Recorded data
BEGIN
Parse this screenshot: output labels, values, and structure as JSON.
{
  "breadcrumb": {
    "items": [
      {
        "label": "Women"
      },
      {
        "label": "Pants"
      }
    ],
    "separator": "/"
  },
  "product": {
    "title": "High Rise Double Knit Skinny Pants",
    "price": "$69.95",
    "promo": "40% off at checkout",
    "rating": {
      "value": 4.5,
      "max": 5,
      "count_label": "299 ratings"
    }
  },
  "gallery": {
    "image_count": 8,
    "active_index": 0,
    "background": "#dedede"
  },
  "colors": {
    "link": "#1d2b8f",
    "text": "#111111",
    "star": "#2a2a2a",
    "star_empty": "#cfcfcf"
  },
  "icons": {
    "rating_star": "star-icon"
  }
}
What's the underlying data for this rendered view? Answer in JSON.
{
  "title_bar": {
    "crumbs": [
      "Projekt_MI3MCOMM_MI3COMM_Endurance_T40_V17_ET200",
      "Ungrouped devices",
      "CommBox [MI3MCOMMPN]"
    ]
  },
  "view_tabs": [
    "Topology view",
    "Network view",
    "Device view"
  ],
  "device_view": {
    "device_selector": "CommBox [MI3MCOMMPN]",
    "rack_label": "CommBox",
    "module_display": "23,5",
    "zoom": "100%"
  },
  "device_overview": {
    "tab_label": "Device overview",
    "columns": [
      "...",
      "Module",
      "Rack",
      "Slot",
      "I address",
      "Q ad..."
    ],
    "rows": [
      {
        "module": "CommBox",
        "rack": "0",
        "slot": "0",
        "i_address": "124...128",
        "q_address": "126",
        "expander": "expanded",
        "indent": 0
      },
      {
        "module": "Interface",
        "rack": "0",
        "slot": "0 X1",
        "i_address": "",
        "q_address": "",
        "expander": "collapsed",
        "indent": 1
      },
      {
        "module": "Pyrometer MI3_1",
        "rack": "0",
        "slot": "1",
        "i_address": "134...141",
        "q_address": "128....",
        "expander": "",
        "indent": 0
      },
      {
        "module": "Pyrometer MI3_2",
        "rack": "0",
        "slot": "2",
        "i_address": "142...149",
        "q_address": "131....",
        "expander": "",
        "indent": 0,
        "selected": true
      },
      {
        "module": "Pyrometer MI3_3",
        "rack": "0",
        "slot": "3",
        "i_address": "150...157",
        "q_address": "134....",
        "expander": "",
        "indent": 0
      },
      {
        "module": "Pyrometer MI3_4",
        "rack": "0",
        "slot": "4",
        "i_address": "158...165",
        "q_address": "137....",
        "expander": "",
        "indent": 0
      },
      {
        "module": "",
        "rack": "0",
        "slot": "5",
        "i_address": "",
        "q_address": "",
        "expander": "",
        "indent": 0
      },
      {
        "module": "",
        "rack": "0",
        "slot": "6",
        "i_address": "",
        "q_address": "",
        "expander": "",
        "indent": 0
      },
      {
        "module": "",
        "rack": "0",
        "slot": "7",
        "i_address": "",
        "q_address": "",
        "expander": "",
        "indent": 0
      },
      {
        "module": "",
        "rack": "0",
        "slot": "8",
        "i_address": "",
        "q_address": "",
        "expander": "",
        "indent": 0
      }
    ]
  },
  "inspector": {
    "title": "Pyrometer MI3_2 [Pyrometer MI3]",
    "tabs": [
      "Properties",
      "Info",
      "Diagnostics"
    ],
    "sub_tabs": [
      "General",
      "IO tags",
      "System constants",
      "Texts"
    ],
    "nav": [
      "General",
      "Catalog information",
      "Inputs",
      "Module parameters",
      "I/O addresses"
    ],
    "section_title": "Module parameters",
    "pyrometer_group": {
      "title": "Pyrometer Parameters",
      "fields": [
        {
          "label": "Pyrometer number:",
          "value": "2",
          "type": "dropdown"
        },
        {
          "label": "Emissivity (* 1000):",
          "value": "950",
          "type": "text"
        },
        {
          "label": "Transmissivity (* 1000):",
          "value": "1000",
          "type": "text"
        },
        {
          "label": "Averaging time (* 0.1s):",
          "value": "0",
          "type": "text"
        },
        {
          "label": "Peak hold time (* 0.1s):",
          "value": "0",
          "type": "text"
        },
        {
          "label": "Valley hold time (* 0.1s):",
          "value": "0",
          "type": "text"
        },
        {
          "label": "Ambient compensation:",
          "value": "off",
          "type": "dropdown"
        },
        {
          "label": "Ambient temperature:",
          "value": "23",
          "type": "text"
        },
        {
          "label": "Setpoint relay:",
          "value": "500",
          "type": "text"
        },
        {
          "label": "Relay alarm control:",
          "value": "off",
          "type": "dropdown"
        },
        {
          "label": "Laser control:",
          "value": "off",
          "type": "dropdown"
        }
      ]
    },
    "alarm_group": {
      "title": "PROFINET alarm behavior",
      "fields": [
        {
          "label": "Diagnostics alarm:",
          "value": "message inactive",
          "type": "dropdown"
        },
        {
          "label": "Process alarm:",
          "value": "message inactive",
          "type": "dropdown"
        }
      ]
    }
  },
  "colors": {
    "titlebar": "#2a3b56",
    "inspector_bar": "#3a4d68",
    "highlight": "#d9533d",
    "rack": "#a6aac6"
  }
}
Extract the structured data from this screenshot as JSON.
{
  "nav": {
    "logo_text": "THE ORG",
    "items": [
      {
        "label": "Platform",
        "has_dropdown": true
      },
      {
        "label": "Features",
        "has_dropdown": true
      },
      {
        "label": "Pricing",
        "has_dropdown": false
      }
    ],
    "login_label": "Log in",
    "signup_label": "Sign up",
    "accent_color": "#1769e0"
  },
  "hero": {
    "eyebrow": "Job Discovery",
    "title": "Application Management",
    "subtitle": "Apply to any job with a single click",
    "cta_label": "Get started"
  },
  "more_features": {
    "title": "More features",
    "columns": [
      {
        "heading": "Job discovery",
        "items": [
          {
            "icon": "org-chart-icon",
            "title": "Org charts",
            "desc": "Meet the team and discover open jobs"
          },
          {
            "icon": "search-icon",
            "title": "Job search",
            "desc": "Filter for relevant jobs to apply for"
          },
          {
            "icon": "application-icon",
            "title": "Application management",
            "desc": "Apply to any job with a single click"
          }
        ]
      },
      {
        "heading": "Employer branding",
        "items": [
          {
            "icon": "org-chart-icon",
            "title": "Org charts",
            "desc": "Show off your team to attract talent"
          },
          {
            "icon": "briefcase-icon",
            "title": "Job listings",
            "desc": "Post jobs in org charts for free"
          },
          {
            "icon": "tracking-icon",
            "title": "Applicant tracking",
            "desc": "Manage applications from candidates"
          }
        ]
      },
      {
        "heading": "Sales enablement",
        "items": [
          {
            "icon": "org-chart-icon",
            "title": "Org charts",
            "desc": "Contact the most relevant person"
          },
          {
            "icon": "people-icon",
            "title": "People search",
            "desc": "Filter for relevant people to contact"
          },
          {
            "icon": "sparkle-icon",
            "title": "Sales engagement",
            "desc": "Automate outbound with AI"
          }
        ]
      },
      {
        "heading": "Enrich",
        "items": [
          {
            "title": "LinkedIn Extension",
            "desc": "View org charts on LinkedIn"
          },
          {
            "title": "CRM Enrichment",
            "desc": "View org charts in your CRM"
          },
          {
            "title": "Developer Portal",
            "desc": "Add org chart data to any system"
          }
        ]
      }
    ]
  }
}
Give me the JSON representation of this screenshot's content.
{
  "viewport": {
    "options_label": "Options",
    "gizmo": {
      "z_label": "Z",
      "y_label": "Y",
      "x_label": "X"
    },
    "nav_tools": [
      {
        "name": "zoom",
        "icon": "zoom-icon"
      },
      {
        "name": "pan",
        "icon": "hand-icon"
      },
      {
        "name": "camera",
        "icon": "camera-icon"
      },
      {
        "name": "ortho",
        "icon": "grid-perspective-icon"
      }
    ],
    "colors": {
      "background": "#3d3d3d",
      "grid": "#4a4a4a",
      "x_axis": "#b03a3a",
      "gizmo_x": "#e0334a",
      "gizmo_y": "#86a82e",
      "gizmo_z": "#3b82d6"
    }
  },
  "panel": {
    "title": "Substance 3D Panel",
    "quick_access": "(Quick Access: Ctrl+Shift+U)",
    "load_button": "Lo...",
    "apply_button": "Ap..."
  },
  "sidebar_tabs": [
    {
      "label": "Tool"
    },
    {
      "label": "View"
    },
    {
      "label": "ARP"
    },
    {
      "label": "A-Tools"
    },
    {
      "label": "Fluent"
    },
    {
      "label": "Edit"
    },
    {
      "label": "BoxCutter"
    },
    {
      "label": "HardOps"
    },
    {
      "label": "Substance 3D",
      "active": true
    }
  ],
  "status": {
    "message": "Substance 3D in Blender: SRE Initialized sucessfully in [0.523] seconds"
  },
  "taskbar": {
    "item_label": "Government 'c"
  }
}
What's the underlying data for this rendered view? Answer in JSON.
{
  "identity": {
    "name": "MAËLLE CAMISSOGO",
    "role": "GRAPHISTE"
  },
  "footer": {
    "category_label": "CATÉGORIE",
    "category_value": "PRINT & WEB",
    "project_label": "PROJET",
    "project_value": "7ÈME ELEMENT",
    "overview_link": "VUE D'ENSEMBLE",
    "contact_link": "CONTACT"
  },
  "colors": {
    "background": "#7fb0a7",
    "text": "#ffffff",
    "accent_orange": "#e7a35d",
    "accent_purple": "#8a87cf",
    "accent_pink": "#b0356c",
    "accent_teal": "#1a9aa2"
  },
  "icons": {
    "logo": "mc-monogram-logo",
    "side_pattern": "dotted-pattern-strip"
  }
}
END
# Exercise prompt
Copy out every line of the material above that mentions the word "grid".

# Reply to the task
        "icon": "grid-perspective-icon"
      "grid": "#4a4a4a",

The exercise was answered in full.